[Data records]
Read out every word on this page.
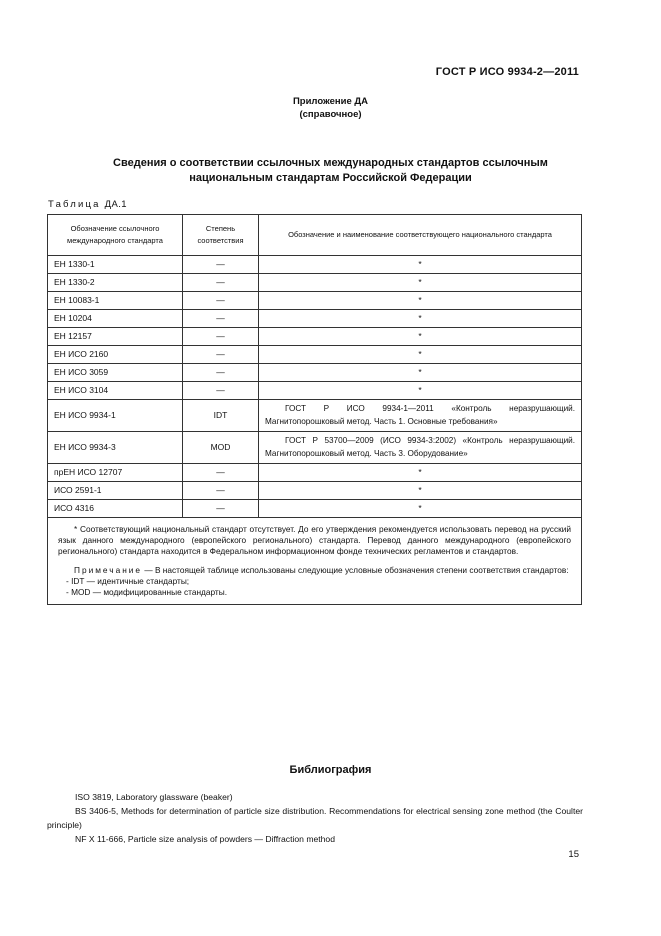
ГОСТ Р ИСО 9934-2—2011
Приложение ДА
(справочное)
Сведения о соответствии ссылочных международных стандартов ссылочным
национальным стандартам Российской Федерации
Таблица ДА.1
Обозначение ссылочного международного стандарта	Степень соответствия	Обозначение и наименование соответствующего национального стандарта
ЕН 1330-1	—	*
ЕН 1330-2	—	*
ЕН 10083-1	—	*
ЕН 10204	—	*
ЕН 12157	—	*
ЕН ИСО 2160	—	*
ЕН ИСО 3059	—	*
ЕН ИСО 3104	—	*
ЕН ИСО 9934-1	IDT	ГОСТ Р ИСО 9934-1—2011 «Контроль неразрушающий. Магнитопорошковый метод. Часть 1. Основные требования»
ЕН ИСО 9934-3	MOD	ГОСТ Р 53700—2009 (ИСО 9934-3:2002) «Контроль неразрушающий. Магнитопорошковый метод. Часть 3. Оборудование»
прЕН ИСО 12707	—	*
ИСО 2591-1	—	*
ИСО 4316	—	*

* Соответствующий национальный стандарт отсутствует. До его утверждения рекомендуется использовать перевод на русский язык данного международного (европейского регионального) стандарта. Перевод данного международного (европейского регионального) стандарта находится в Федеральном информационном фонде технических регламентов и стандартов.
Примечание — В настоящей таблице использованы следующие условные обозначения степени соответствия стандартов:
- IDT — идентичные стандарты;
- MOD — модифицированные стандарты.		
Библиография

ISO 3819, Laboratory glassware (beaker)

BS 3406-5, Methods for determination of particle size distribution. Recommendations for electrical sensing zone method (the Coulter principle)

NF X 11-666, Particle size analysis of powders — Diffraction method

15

REQUIRED TASK → All lines in the data that contain the word "соответствия" should be copied.

FULL RESPONSE →
Обозначение ссылочного международного стандарта	Степень соответствия	Обозначение и наименование соответствующего национального стандарта
Примечание — В настоящей таблице использованы следующие условные обозначения степени соответствия стандартов:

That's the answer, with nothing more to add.